→ Instructions for the task: On how many lines of these entries does the word "established" occur? State the number alone.

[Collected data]
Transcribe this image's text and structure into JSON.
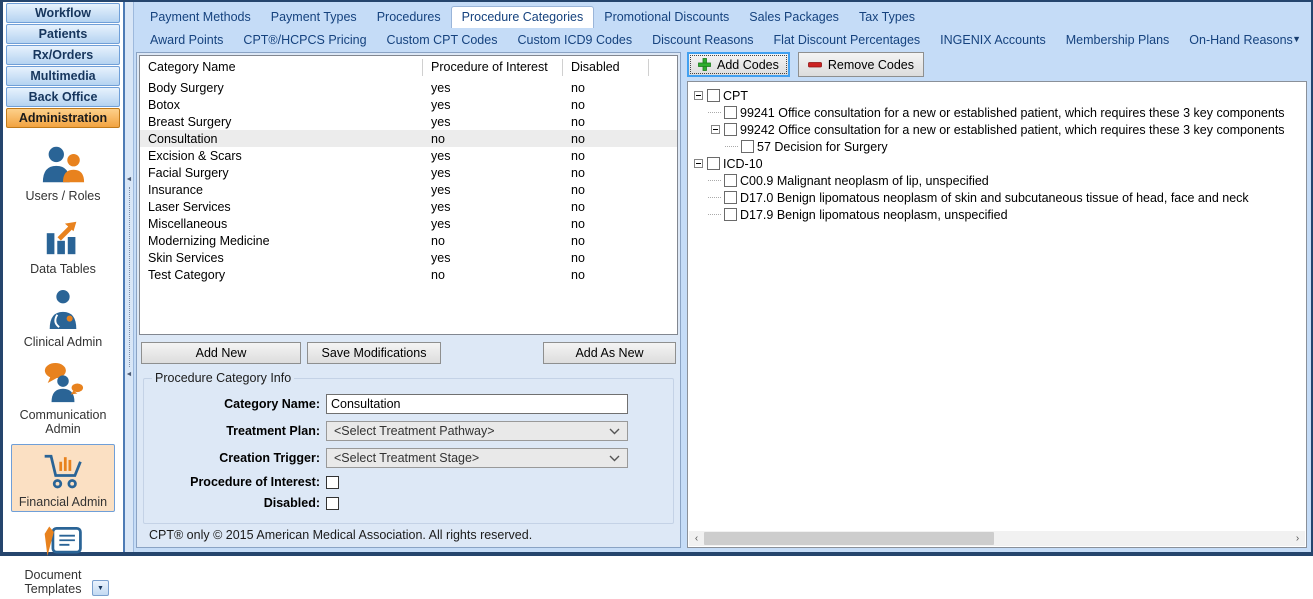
{
  "sidebar": {
    "nav_buttons": [
      {
        "label": "Workflow",
        "active": false
      },
      {
        "label": "Patients",
        "active": false
      },
      {
        "label": "Rx/Orders",
        "active": false
      },
      {
        "label": "Multimedia",
        "active": false
      },
      {
        "label": "Back Office",
        "active": false
      },
      {
        "label": "Administration",
        "active": true
      }
    ],
    "admin_items": [
      {
        "label": "Users / Roles",
        "icon": "users-icon",
        "selected": false
      },
      {
        "label": "Data Tables",
        "icon": "bar-chart-icon",
        "selected": false
      },
      {
        "label": "Clinical Admin",
        "icon": "clinician-icon",
        "selected": false
      },
      {
        "label": "Communication Admin",
        "icon": "speech-bubbles-icon",
        "selected": false
      },
      {
        "label": "Financial Admin",
        "icon": "shopping-cart-icon",
        "selected": true
      },
      {
        "label": "Document Templates",
        "icon": "document-pen-icon",
        "selected": false,
        "has_dropdown": true
      }
    ]
  },
  "tabs": {
    "row1": [
      {
        "label": "Payment Methods",
        "active": false
      },
      {
        "label": "Payment Types",
        "active": false
      },
      {
        "label": "Procedures",
        "active": false
      },
      {
        "label": "Procedure Categories",
        "active": true
      },
      {
        "label": "Promotional Discounts",
        "active": false
      },
      {
        "label": "Sales Packages",
        "active": false
      },
      {
        "label": "Tax Types",
        "active": false
      }
    ],
    "row2": [
      {
        "label": "Award Points",
        "active": false
      },
      {
        "label": "CPT®/HCPCS Pricing",
        "active": false
      },
      {
        "label": "Custom CPT Codes",
        "active": false
      },
      {
        "label": "Custom ICD9 Codes",
        "active": false
      },
      {
        "label": "Discount Reasons",
        "active": false
      },
      {
        "label": "Flat Discount Percentages",
        "active": false
      },
      {
        "label": "INGENIX Accounts",
        "active": false
      },
      {
        "label": "Membership Plans",
        "active": false
      },
      {
        "label": "On-Hand Reasons",
        "active": false
      }
    ]
  },
  "table": {
    "columns": [
      "Category Name",
      "Procedure of Interest",
      "Disabled"
    ],
    "rows": [
      {
        "name": "Body Surgery",
        "procedure_of_interest": "yes",
        "disabled": "no",
        "selected": false
      },
      {
        "name": "Botox",
        "procedure_of_interest": "yes",
        "disabled": "no",
        "selected": false
      },
      {
        "name": "Breast Surgery",
        "procedure_of_interest": "yes",
        "disabled": "no",
        "selected": false
      },
      {
        "name": "Consultation",
        "procedure_of_interest": "no",
        "disabled": "no",
        "selected": true
      },
      {
        "name": "Excision & Scars",
        "procedure_of_interest": "yes",
        "disabled": "no",
        "selected": false
      },
      {
        "name": "Facial Surgery",
        "procedure_of_interest": "yes",
        "disabled": "no",
        "selected": false
      },
      {
        "name": "Insurance",
        "procedure_of_interest": "yes",
        "disabled": "no",
        "selected": false
      },
      {
        "name": "Laser Services",
        "procedure_of_interest": "yes",
        "disabled": "no",
        "selected": false
      },
      {
        "name": "Miscellaneous",
        "procedure_of_interest": "yes",
        "disabled": "no",
        "selected": false
      },
      {
        "name": "Modernizing Medicine",
        "procedure_of_interest": "no",
        "disabled": "no",
        "selected": false
      },
      {
        "name": "Skin Services",
        "procedure_of_interest": "yes",
        "disabled": "no",
        "selected": false
      },
      {
        "name": "Test Category",
        "procedure_of_interest": "no",
        "disabled": "no",
        "selected": false
      }
    ]
  },
  "actions": {
    "add_new": "Add New",
    "save_modifications": "Save Modifications",
    "add_as_new": "Add As New"
  },
  "form": {
    "legend": "Procedure Category Info",
    "fields": {
      "category_name": {
        "label": "Category Name:",
        "value": "Consultation"
      },
      "treatment_plan": {
        "label": "Treatment Plan:",
        "value": "<Select Treatment Pathway>"
      },
      "creation_trigger": {
        "label": "Creation Trigger:",
        "value": "<Select Treatment Stage>"
      },
      "procedure_of_interest": {
        "label": "Procedure of Interest:",
        "checked": false
      },
      "disabled": {
        "label": "Disabled:",
        "checked": false
      }
    }
  },
  "footer": {
    "text": "CPT® only © 2015 American Medical Association. All rights reserved."
  },
  "codes_panel": {
    "add_button": "Add Codes",
    "remove_button": "Remove Codes",
    "tree": [
      {
        "label": "CPT",
        "expanded": true,
        "checked": false,
        "children": [
          {
            "label": "99241 Office consultation for a new or established patient, which requires these 3 key components",
            "checked": false
          },
          {
            "label": "99242 Office consultation for a new or established patient, which requires these 3 key components",
            "expanded": true,
            "checked": false,
            "children": [
              {
                "label": "57 Decision for Surgery",
                "checked": false
              }
            ]
          }
        ]
      },
      {
        "label": "ICD-10",
        "expanded": true,
        "checked": false,
        "children": [
          {
            "label": "C00.9 Malignant neoplasm of lip, unspecified",
            "checked": false
          },
          {
            "label": "D17.0 Benign lipomatous neoplasm of skin and subcutaneous tissue of head, face and neck",
            "checked": false
          },
          {
            "label": "D17.9 Benign lipomatous neoplasm, unspecified",
            "checked": false
          }
        ]
      }
    ]
  },
  "colors": {
    "window_border": "#25456d",
    "active_nav_orange": "#f2a341",
    "nav_blue_light": "#e7f2fd",
    "nav_blue_dark": "#b5d3f1",
    "icon_blue": "#2a6496",
    "icon_orange": "#e8821e",
    "tab_text": "#15427e",
    "selected_row": "#ececec",
    "add_icon_green": "#2fae2f",
    "remove_icon_red": "#cc2222",
    "focus_border_blue": "#41a0f0"
  }
}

→ Output for this task: 2